PROBLEM: Rewrite the listing lines starting at "chevron-down-icon (440, 201, 456, 211)" and ending at "callout-marker: 1 (34, 329, 106, 387)", renaming "callout-marker" to "step-marker" and keeping everything else the same.

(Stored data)

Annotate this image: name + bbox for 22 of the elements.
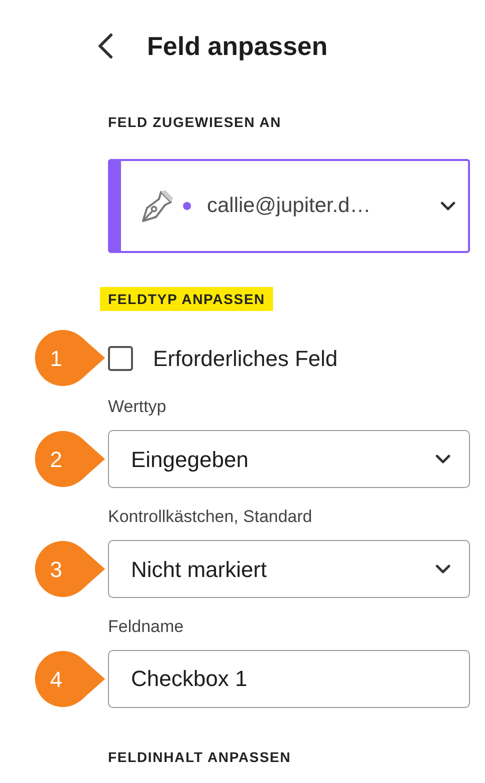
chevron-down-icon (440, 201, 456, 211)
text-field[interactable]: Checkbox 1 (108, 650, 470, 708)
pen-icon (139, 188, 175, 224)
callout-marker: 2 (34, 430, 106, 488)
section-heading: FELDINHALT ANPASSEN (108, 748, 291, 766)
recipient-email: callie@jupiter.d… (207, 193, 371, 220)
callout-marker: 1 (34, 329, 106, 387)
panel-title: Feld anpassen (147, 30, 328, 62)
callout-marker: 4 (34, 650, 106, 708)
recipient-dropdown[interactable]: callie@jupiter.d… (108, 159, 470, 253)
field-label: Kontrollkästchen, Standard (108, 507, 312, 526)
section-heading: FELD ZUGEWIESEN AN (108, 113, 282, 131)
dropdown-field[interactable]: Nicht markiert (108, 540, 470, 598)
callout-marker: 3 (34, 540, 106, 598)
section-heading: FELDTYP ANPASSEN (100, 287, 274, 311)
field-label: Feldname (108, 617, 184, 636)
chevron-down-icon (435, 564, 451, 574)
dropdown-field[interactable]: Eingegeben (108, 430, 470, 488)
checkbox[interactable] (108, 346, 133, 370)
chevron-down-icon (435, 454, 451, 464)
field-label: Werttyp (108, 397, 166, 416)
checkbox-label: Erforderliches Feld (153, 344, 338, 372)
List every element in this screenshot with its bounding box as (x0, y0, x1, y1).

ANSWER BELOW:
chevron-down-icon (440, 201, 456, 211)
text-field[interactable]: Checkbox 1 (108, 650, 470, 708)
pen-icon (139, 188, 175, 224)
step-marker: 2 (34, 430, 106, 488)
section-heading: FELDINHALT ANPASSEN (108, 748, 291, 766)
recipient-email: callie@jupiter.d… (207, 193, 371, 220)
step-marker: 1 (34, 329, 106, 387)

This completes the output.